Copy each line of the records that holds the string "screenshot".

● SUPPLIED MATERIAL
○ ○ ○ ○ ○

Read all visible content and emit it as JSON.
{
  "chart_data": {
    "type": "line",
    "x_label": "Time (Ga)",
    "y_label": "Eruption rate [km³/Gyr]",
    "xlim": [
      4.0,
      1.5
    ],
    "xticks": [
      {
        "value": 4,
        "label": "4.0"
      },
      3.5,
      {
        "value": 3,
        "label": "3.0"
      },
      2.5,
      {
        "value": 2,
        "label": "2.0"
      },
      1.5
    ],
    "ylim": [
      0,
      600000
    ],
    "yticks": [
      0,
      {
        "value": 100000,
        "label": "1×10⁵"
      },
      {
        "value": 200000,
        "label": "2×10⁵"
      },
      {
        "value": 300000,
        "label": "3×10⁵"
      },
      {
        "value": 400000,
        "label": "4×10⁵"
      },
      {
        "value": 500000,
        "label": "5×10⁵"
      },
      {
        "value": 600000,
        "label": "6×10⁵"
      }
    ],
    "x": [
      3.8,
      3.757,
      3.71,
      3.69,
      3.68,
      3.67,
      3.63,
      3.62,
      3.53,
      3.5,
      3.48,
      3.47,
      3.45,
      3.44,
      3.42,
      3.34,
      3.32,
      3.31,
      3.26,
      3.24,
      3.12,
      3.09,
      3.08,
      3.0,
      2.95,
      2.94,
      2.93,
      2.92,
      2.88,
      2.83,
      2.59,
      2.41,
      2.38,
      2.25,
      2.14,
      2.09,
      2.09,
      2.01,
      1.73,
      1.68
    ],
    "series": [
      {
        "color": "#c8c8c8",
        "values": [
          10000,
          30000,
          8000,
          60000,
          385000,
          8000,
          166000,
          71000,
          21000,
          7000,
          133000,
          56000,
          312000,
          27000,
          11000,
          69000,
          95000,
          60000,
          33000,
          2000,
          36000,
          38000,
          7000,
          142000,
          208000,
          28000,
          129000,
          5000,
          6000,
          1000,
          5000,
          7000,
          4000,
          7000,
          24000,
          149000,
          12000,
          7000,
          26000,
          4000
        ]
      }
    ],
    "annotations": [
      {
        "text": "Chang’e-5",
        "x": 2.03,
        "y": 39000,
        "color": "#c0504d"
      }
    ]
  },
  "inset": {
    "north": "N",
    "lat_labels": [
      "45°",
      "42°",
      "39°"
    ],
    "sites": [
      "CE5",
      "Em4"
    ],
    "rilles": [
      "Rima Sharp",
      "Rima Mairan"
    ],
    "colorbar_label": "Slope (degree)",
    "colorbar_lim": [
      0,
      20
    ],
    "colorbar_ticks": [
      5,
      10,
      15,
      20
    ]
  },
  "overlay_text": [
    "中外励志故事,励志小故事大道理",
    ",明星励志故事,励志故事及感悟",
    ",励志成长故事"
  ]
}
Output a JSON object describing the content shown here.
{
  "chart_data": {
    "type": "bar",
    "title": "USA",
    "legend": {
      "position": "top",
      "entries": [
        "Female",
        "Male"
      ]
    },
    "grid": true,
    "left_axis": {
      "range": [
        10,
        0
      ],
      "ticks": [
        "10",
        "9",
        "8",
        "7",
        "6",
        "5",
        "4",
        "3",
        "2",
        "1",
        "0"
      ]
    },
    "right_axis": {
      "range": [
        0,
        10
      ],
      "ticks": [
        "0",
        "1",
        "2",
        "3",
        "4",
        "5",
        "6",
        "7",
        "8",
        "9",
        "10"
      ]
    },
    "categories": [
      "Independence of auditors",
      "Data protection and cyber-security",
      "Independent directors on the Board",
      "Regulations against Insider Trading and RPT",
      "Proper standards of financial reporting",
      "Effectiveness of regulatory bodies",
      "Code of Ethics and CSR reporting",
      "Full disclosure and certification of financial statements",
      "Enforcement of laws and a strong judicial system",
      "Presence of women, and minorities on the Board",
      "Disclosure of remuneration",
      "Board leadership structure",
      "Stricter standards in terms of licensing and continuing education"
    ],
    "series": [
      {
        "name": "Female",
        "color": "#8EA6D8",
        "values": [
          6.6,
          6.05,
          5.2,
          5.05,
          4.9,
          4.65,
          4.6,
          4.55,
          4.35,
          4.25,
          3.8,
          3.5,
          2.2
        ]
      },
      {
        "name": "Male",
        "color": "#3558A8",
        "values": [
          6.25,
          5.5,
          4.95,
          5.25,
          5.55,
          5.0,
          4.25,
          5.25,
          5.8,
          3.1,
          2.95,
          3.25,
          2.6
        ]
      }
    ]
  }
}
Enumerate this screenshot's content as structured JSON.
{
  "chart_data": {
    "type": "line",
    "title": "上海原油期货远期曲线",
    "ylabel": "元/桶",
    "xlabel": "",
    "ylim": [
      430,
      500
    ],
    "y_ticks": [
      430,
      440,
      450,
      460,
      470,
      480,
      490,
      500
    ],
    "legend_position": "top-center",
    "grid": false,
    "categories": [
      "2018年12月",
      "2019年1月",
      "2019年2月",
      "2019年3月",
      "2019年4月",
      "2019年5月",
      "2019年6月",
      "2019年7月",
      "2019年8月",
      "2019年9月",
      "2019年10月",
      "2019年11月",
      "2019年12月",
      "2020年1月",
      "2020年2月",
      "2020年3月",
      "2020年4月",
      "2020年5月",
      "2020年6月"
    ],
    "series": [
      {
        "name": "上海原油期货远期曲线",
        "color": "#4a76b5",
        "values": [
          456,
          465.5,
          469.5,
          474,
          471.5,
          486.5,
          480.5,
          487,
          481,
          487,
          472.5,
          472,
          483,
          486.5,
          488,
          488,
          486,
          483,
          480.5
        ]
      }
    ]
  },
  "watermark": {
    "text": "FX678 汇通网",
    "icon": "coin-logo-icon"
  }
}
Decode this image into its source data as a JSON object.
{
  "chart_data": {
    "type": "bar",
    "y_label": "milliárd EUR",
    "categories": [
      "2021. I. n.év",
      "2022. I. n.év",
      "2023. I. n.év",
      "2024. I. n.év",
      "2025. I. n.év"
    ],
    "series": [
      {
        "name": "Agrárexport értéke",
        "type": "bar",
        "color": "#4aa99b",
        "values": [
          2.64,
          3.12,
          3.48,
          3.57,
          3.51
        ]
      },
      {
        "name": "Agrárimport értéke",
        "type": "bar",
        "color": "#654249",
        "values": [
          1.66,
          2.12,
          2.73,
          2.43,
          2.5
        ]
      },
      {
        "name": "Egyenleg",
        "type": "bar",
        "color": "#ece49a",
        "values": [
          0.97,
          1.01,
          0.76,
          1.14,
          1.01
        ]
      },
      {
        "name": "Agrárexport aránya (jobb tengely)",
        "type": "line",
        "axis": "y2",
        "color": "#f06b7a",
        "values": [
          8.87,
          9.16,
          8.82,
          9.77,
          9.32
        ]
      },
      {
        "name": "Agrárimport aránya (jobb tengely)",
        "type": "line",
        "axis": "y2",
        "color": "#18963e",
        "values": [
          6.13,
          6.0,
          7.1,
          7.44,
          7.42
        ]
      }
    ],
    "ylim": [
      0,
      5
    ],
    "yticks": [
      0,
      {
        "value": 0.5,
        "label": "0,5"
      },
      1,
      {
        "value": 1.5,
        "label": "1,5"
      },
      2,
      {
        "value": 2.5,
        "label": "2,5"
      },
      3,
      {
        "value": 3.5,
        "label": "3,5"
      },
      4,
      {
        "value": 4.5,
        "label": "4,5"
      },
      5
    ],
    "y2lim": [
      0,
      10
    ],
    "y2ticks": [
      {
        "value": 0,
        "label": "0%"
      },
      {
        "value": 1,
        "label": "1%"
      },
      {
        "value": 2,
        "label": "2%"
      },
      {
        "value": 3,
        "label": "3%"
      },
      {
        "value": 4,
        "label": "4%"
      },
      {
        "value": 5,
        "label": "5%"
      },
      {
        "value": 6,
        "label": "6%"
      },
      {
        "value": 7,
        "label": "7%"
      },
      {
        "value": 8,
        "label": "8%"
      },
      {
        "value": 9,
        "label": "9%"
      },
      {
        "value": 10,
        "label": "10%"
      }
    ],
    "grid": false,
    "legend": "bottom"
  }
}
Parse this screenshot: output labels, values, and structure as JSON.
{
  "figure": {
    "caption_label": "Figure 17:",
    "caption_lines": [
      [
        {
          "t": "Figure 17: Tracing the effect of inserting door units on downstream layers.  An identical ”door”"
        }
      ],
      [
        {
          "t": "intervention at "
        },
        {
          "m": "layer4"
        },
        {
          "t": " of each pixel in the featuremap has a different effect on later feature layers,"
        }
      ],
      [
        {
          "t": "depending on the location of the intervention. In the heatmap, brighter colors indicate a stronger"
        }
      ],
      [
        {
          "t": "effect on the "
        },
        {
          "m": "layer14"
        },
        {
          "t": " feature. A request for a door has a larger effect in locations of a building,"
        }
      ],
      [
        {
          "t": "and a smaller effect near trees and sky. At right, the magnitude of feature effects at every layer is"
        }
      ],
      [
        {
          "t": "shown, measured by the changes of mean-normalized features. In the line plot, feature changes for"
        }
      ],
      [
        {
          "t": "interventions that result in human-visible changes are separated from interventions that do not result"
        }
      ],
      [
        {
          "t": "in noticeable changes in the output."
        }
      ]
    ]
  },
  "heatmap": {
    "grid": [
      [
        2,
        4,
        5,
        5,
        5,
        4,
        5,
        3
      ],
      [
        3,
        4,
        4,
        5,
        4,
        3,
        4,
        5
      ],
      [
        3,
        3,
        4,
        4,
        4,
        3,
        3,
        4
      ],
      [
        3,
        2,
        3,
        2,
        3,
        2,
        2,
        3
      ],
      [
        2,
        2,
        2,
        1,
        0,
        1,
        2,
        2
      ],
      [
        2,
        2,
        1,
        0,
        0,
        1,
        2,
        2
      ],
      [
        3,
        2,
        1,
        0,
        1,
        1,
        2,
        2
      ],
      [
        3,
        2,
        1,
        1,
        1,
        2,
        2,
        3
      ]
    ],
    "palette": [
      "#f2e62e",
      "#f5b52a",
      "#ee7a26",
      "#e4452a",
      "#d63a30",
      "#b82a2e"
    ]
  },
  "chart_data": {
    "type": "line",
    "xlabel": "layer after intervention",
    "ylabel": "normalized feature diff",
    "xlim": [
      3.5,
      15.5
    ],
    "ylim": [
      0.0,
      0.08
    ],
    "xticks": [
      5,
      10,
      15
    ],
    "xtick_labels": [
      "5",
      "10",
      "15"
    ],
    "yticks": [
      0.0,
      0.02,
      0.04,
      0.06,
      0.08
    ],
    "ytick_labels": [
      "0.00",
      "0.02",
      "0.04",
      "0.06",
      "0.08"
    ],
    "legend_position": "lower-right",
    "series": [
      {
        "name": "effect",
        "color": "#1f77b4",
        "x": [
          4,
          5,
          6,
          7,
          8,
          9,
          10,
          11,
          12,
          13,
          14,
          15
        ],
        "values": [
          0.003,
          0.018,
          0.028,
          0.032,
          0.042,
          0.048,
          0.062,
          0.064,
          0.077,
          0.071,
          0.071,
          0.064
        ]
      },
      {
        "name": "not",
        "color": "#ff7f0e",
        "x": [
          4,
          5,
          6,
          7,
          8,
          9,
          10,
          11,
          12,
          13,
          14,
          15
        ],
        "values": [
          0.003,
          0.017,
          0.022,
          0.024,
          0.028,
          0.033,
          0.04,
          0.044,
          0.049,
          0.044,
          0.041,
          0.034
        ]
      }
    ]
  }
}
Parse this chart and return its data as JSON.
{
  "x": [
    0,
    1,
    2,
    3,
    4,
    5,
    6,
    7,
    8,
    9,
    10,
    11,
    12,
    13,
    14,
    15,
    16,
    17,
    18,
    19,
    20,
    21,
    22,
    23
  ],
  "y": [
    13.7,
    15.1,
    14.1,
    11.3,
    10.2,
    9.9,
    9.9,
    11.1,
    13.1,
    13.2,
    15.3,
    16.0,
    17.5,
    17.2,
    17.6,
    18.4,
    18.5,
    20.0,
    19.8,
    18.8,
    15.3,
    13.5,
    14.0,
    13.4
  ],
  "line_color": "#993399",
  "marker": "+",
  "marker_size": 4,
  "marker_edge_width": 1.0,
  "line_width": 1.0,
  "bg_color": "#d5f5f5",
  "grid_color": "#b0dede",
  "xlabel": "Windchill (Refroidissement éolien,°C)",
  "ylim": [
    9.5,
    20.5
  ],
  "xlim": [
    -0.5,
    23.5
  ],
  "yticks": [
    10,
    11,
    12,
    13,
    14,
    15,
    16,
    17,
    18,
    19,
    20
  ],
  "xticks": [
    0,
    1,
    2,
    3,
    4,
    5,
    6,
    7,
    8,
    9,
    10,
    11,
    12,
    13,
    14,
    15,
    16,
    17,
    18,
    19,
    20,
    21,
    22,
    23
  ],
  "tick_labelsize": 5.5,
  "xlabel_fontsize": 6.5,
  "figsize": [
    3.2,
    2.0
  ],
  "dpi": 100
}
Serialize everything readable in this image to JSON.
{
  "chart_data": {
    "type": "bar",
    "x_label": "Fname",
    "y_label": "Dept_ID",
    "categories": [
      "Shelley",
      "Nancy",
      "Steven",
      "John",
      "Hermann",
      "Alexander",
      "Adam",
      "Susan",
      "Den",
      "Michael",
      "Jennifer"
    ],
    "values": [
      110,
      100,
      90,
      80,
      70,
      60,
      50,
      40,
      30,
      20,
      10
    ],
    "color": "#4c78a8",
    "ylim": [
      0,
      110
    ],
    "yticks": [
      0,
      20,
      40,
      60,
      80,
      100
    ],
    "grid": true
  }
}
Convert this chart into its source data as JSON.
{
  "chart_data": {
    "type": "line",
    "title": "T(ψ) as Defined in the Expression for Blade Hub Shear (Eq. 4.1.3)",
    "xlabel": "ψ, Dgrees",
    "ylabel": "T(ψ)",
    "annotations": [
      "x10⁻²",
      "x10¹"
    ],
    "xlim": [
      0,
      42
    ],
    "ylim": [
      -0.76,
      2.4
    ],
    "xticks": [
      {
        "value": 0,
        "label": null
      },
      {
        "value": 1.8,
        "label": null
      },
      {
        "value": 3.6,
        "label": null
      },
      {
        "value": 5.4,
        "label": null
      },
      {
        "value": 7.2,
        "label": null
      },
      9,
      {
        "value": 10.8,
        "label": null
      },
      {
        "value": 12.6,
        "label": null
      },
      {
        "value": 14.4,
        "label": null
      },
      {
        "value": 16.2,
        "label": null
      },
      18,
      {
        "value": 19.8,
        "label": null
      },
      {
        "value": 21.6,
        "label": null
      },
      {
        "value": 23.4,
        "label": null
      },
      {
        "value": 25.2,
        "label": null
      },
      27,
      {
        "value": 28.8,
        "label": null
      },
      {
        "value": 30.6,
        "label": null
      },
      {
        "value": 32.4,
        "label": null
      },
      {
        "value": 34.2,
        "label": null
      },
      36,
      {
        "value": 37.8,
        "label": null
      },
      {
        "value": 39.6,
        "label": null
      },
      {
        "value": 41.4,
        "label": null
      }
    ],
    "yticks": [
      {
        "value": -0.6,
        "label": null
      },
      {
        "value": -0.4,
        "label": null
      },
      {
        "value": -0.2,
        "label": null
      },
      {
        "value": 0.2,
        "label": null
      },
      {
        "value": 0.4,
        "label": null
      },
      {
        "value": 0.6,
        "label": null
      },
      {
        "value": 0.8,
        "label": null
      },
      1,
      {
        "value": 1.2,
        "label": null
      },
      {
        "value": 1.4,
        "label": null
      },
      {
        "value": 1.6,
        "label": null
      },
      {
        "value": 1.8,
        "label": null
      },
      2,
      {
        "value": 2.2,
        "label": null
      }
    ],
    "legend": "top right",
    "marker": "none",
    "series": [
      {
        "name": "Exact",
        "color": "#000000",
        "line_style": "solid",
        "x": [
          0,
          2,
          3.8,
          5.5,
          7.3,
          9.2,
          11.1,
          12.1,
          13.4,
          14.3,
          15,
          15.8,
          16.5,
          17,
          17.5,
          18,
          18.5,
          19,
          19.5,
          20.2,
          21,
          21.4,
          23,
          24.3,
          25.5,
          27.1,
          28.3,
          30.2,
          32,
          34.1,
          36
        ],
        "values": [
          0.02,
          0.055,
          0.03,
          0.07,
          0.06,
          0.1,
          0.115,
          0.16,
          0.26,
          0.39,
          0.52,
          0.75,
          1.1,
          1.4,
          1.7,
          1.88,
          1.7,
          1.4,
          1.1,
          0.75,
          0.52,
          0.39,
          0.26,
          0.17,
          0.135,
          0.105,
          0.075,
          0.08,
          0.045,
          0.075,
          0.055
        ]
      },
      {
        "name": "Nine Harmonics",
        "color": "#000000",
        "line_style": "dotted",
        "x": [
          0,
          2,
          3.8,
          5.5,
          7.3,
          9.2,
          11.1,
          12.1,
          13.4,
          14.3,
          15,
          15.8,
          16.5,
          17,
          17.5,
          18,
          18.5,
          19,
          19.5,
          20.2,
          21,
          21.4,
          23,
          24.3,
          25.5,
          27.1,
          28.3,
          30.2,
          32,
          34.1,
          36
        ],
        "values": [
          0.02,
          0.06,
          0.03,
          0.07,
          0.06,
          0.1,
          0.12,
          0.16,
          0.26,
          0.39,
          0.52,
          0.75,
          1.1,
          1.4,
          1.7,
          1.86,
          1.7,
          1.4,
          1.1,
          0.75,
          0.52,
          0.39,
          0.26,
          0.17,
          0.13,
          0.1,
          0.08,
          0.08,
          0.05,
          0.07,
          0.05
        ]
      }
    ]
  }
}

○ ○ ○ ○ ○

● OUTPUT OF THE EXERCISE
Enumerate this screenshot's content as structured JSON.
Parse this screenshot: output labels, values, and structure as JSON.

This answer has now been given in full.